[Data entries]
= = = =
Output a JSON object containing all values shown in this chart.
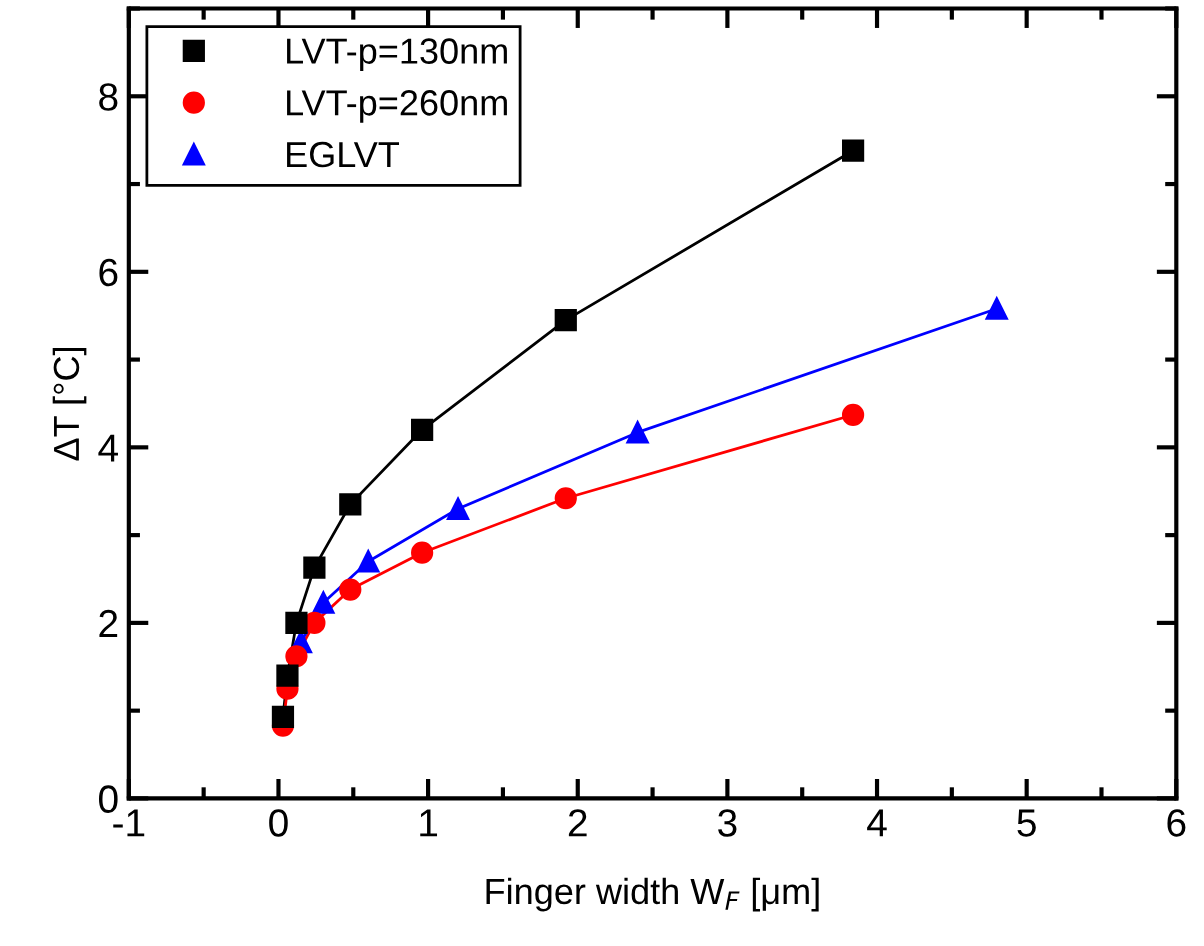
{
  "chart_data": {
    "type": "line",
    "xlabel": "Finger width W$_{F}$ [μm]",
    "ylabel": "ΔT [°C]",
    "xlim": [
      -1,
      6
    ],
    "xticks": [
      -1,
      0,
      1,
      2,
      3,
      4,
      5,
      6
    ],
    "ylim": [
      0,
      9
    ],
    "yticks": [
      0,
      2,
      4,
      6,
      8
    ],
    "grid": false,
    "legend": "top left",
    "series": [
      {
        "name": "LVT-p=130nm",
        "color": "#000000",
        "marker": "square",
        "x": [
          0.03,
          0.06,
          0.12,
          0.24,
          0.48,
          0.96,
          1.92,
          3.84
        ],
        "values": [
          0.93,
          1.4,
          2.0,
          2.63,
          3.35,
          4.2,
          5.45,
          7.38
        ]
      },
      {
        "name": "LVT-p=260nm",
        "color": "#ff0000",
        "marker": "circle",
        "x": [
          0.03,
          0.06,
          0.12,
          0.24,
          0.48,
          0.96,
          1.92,
          3.84
        ],
        "values": [
          0.83,
          1.25,
          1.62,
          2.0,
          2.38,
          2.8,
          3.42,
          4.37
        ]
      },
      {
        "name": "EGLVT",
        "color": "#0000ff",
        "marker": "triangle",
        "x": [
          0.15,
          0.3,
          0.6,
          1.2,
          2.4,
          4.8
        ],
        "values": [
          1.78,
          2.23,
          2.7,
          3.3,
          4.17,
          5.58
        ]
      }
    ]
  }
}
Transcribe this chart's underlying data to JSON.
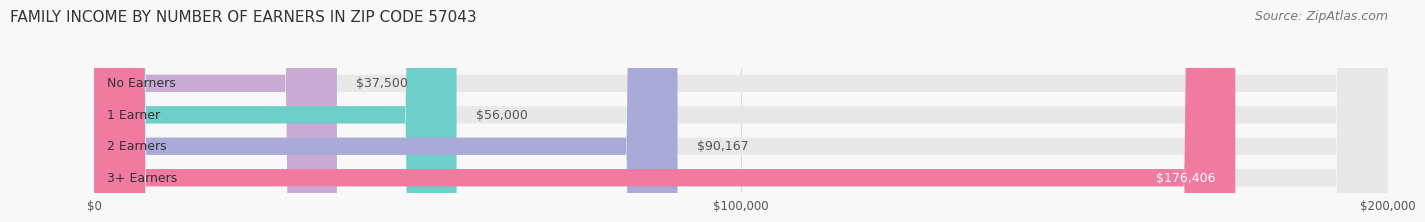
{
  "title": "FAMILY INCOME BY NUMBER OF EARNERS IN ZIP CODE 57043",
  "source": "Source: ZipAtlas.com",
  "categories": [
    "No Earners",
    "1 Earner",
    "2 Earners",
    "3+ Earners"
  ],
  "values": [
    37500,
    56000,
    90167,
    176406
  ],
  "value_labels": [
    "$37,500",
    "$56,000",
    "$90,167",
    "$176,406"
  ],
  "bar_colors": [
    "#c9a8d4",
    "#7acfcb",
    "#a8a8d8",
    "#f07aA0"
  ],
  "bar_bg_color": "#f0f0f0",
  "track_color": "#e8e8e8",
  "xlim": [
    0,
    200000
  ],
  "xtick_labels": [
    "$0",
    "$100,000",
    "$200,000"
  ],
  "xtick_values": [
    0,
    100000,
    200000
  ],
  "title_fontsize": 11,
  "source_fontsize": 9,
  "label_fontsize": 9,
  "value_fontsize": 9,
  "bg_color": "#f8f8f8",
  "bar_height": 0.55,
  "bar_colors_actual": [
    "#c9aad5",
    "#6ececa",
    "#a9aad8",
    "#f07aA0"
  ]
}
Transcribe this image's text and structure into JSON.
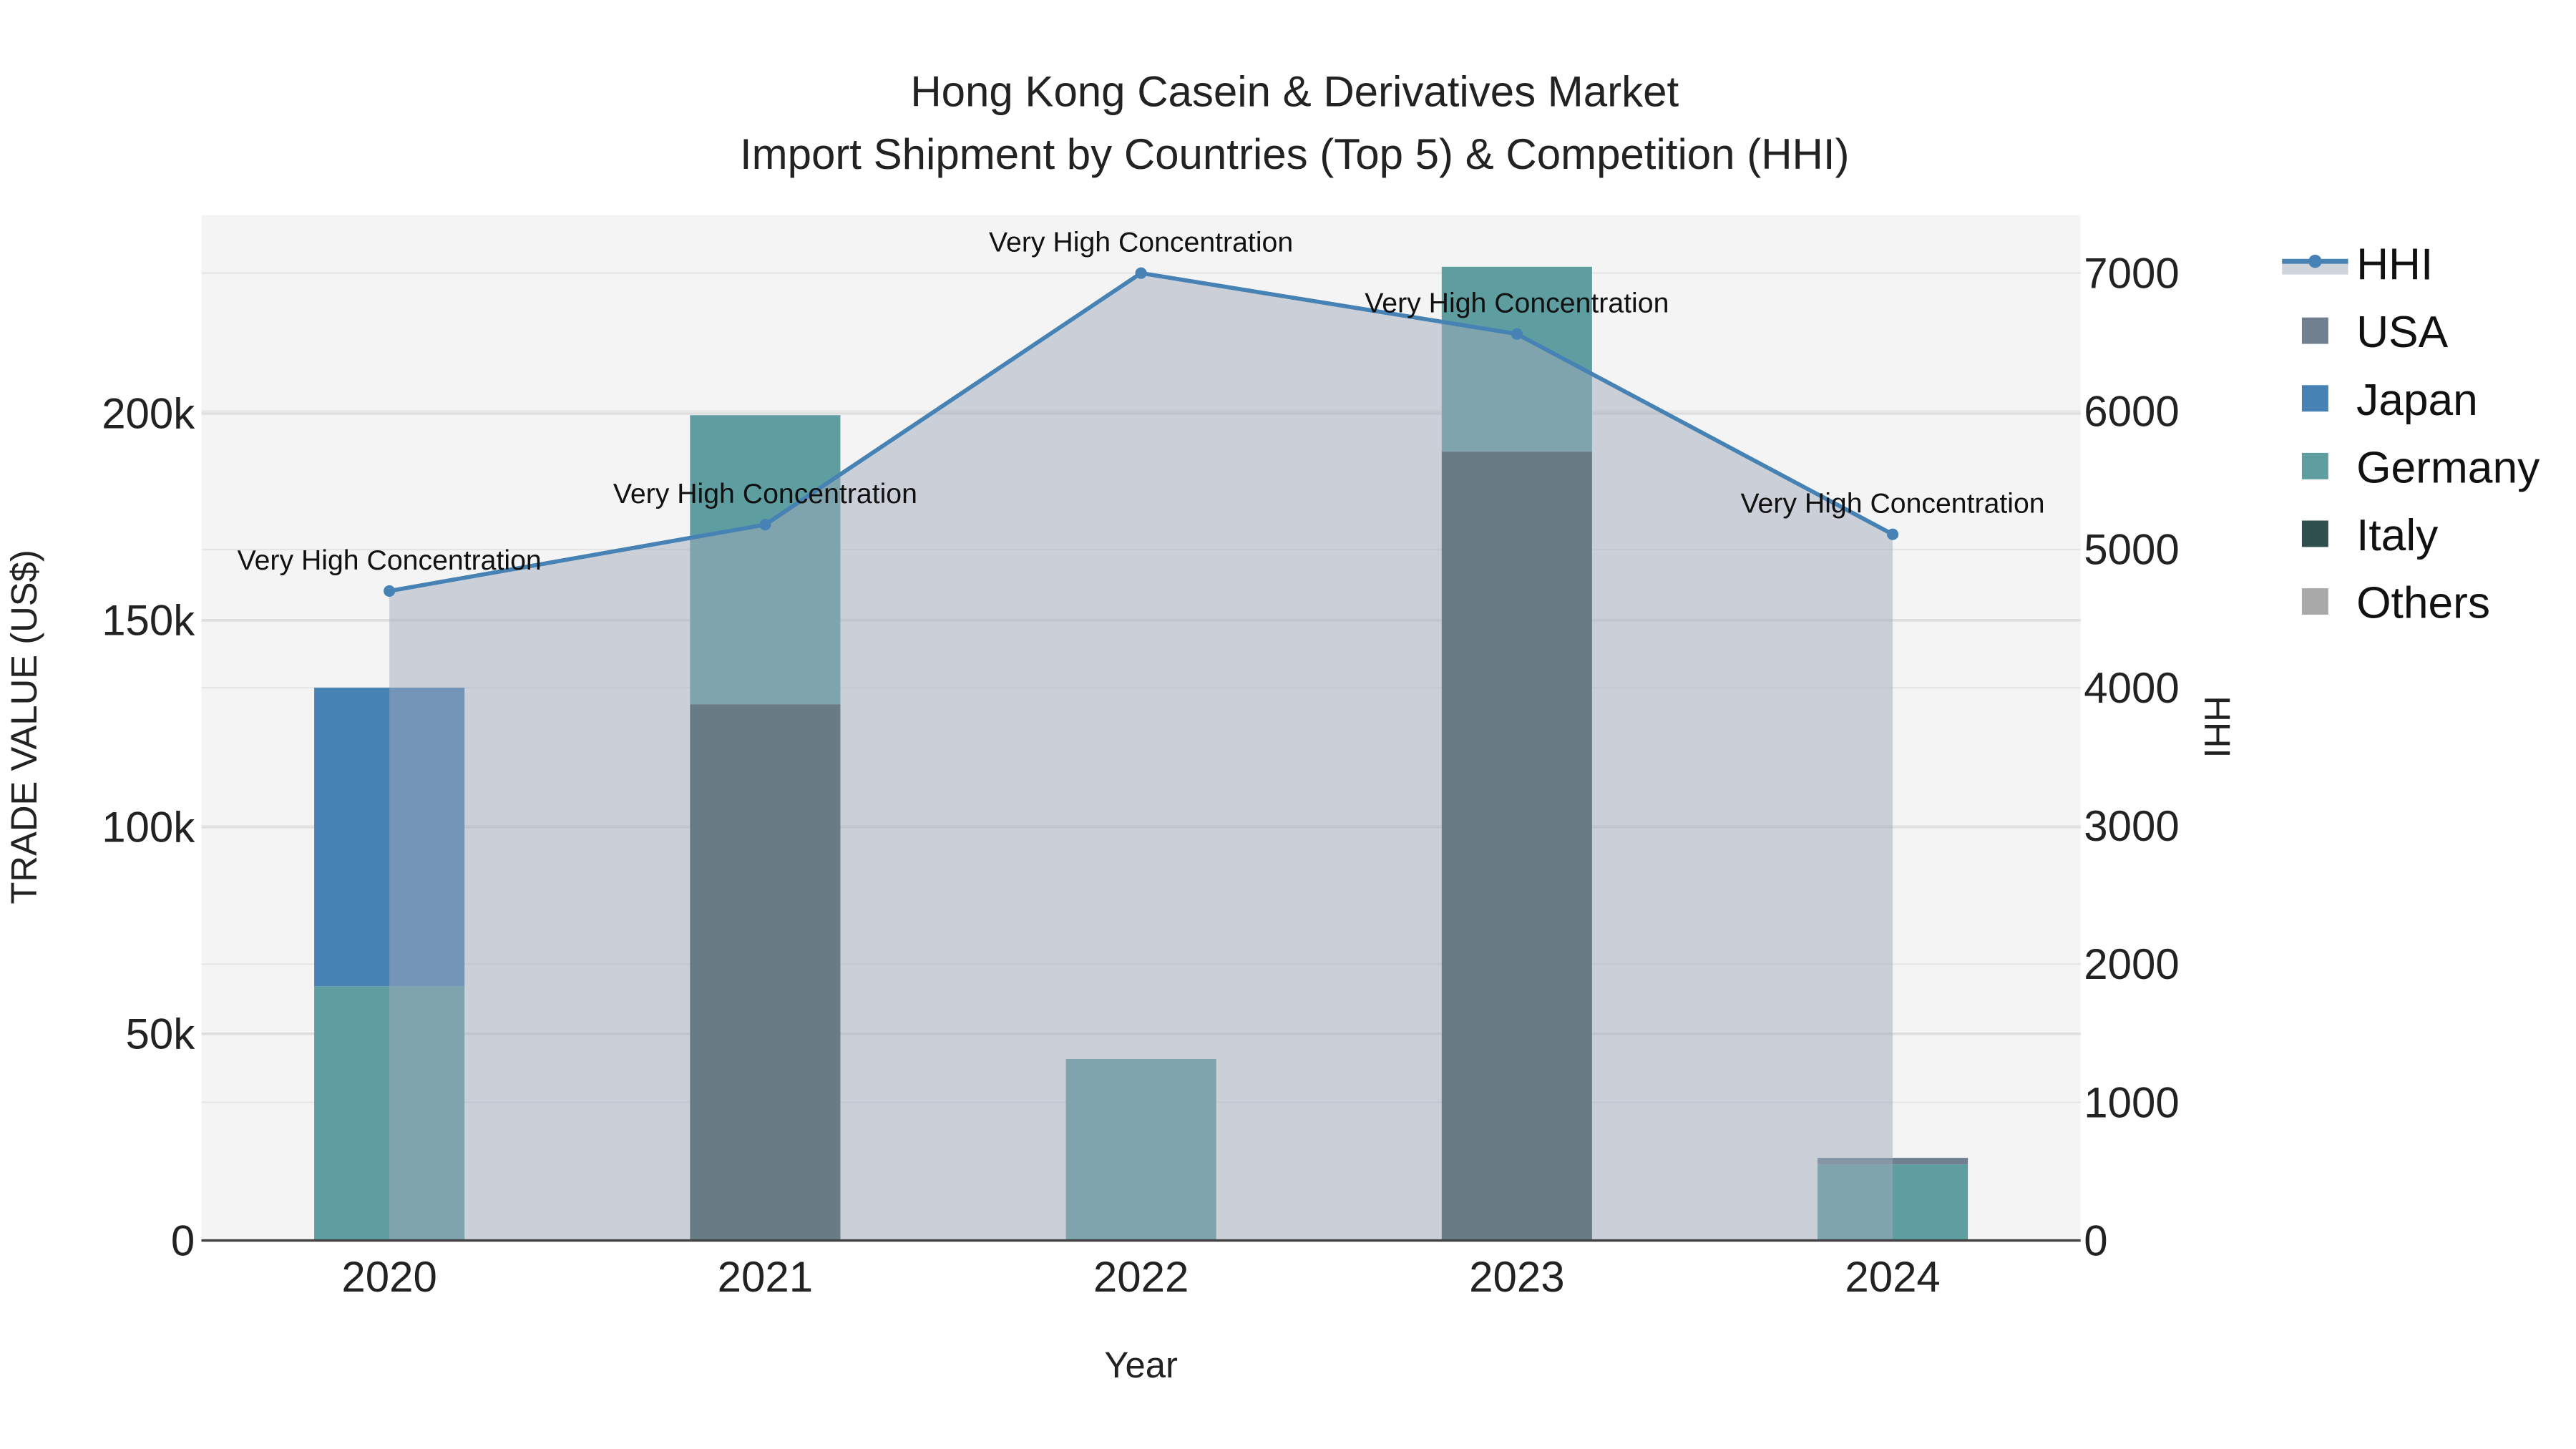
{
  "chart_data": {
    "type": "bar",
    "title": "Hong Kong Casein & Derivatives Market",
    "subtitle": "Import Shipment by Countries (Top 5) & Competition (HHI)",
    "xlabel": "Year",
    "ylabel": "TRADE VALUE (US$)",
    "y2label": "HHI",
    "categories": [
      "2020",
      "2021",
      "2022",
      "2023",
      "2024"
    ],
    "ylim": [
      0,
      248000
    ],
    "y2lim": [
      0,
      7420
    ],
    "yticks": [
      0,
      50000,
      100000,
      150000,
      200000
    ],
    "ytick_labels": [
      "0",
      "50k",
      "100k",
      "150k",
      "200k"
    ],
    "y2ticks": [
      0,
      1000,
      2000,
      3000,
      4000,
      5000,
      6000,
      7000
    ],
    "y2tick_labels": [
      "0",
      "1000",
      "2000",
      "3000",
      "4000",
      "5000",
      "6000",
      "7000"
    ],
    "barmode": "stack",
    "series": [
      {
        "name": "Italy",
        "color": "#2f4f4f",
        "values": [
          0,
          129700,
          0,
          190800,
          0
        ]
      },
      {
        "name": "Germany",
        "color": "#5f9ea0",
        "values": [
          61500,
          69900,
          43900,
          44700,
          18400
        ]
      },
      {
        "name": "Japan",
        "color": "#4682b4",
        "values": [
          72200,
          0,
          0,
          0,
          0
        ]
      },
      {
        "name": "USA",
        "color": "#708090",
        "values": [
          0,
          0,
          0,
          0,
          1600
        ]
      },
      {
        "name": "Others",
        "color": "#a9a9a9",
        "values": [
          0,
          0,
          0,
          0,
          0
        ]
      }
    ],
    "line": {
      "name": "HHI",
      "color": "#4682b4",
      "fill": "#a0aabb",
      "values": [
        4700,
        5180,
        7000,
        6560,
        5110
      ],
      "annotations": [
        "Very High Concentration",
        "Very High Concentration",
        "Very High Concentration",
        "Very High Concentration",
        "Very High Concentration"
      ]
    },
    "legend": [
      "HHI",
      "USA",
      "Japan",
      "Germany",
      "Italy",
      "Others"
    ],
    "legend_position": "right",
    "grid": true
  }
}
= = = =
— TO DO —
Do not include images; quote all of the entries above exactly.

— ANSWER TO THIS TASK —
Output a JSON object containing all values shown in this chart.
{
  "chart_data": {
    "type": "line",
    "xlabel": "Finger width W$_{F}$ [μm]",
    "ylabel": "ΔT [°C]",
    "xlim": [
      -1,
      6
    ],
    "xticks": [
      -1,
      0,
      1,
      2,
      3,
      4,
      5,
      6
    ],
    "ylim": [
      0,
      9
    ],
    "yticks": [
      0,
      2,
      4,
      6,
      8
    ],
    "grid": false,
    "legend": "top left",
    "series": [
      {
        "name": "LVT-p=130nm",
        "color": "#000000",
        "marker": "square",
        "x": [
          0.03,
          0.06,
          0.12,
          0.24,
          0.48,
          0.96,
          1.92,
          3.84
        ],
        "values": [
          0.93,
          1.4,
          2.0,
          2.63,
          3.35,
          4.2,
          5.45,
          7.38
        ]
      },
      {
        "name": "LVT-p=260nm",
        "color": "#ff0000",
        "marker": "circle",
        "x": [
          0.03,
          0.06,
          0.12,
          0.24,
          0.48,
          0.96,
          1.92,
          3.84
        ],
        "values": [
          0.83,
          1.25,
          1.62,
          2.0,
          2.38,
          2.8,
          3.42,
          4.37
        ]
      },
      {
        "name": "EGLVT",
        "color": "#0000ff",
        "marker": "triangle",
        "x": [
          0.15,
          0.3,
          0.6,
          1.2,
          2.4,
          4.8
        ],
        "values": [
          1.78,
          2.23,
          2.7,
          3.3,
          4.17,
          5.58
        ]
      }
    ]
  }
}
Transcribe this chart's underlying data to JSON.
{
  "title": "FAMILY INCOME BY NUMBER OF EARNERS IN ZIP CODE 57043",
  "source": "Source: ZipAtlas.com",
  "categories": [
    "No Earners",
    "1 Earner",
    "2 Earners",
    "3+ Earners"
  ],
  "values": [
    37500,
    56000,
    90167,
    176406
  ],
  "value_labels": [
    "$37,500",
    "$56,000",
    "$90,167",
    "$176,406"
  ],
  "bar_colors": [
    "#c9a8d4",
    "#7acfcb",
    "#a8a8d8",
    "#f07aA0"
  ],
  "bar_bg_color": "#f0f0f0",
  "track_color": "#e8e8e8",
  "xlim": [
    0,
    200000
  ],
  "xtick_labels": [
    "$0",
    "$100,000",
    "$200,000"
  ],
  "xtick_values": [
    0,
    100000,
    200000
  ],
  "title_fontsize": 11,
  "source_fontsize": 9,
  "label_fontsize": 9,
  "value_fontsize": 9,
  "bg_color": "#f8f8f8",
  "bar_height": 0.55,
  "bar_colors_actual": [
    "#c9aad5",
    "#6ececa",
    "#a9aad8",
    "#f07aA0"
  ]
}
Transcribe this image's text and structure into JSON.
{
  "chart_data": {
    "type": "bar",
    "title": "Hong Kong Casein & Derivatives Market",
    "subtitle": "Import Shipment by Countries (Top 5) & Competition (HHI)",
    "xlabel": "Year",
    "ylabel": "TRADE VALUE (US$)",
    "y2label": "HHI",
    "categories": [
      "2020",
      "2021",
      "2022",
      "2023",
      "2024"
    ],
    "ylim": [
      0,
      248000
    ],
    "y2lim": [
      0,
      7420
    ],
    "yticks": [
      0,
      50000,
      100000,
      150000,
      200000
    ],
    "ytick_labels": [
      "0",
      "50k",
      "100k",
      "150k",
      "200k"
    ],
    "y2ticks": [
      0,
      1000,
      2000,
      3000,
      4000,
      5000,
      6000,
      7000
    ],
    "y2tick_labels": [
      "0",
      "1000",
      "2000",
      "3000",
      "4000",
      "5000",
      "6000",
      "7000"
    ],
    "barmode": "stack",
    "series": [
      {
        "name": "Italy",
        "color": "#2f4f4f",
        "values": [
          0,
          129700,
          0,
          190800,
          0
        ]
      },
      {
        "name": "Germany",
        "color": "#5f9ea0",
        "values": [
          61500,
          69900,
          43900,
          44700,
          18400
        ]
      },
      {
        "name": "Japan",
        "color": "#4682b4",
        "values": [
          72200,
          0,
          0,
          0,
          0
        ]
      },
      {
        "name": "USA",
        "color": "#708090",
        "values": [
          0,
          0,
          0,
          0,
          1600
        ]
      },
      {
        "name": "Others",
        "color": "#a9a9a9",
        "values": [
          0,
          0,
          0,
          0,
          0
        ]
      }
    ],
    "line": {
      "name": "HHI",
      "color": "#4682b4",
      "fill": "#a0aabb",
      "values": [
        4700,
        5180,
        7000,
        6560,
        5110
      ],
      "annotations": [
        "Very High Concentration",
        "Very High Concentration",
        "Very High Concentration",
        "Very High Concentration",
        "Very High Concentration"
      ]
    },
    "legend": [
      "HHI",
      "USA",
      "Japan",
      "Germany",
      "Italy",
      "Others"
    ],
    "legend_position": "right",
    "grid": true
  }
}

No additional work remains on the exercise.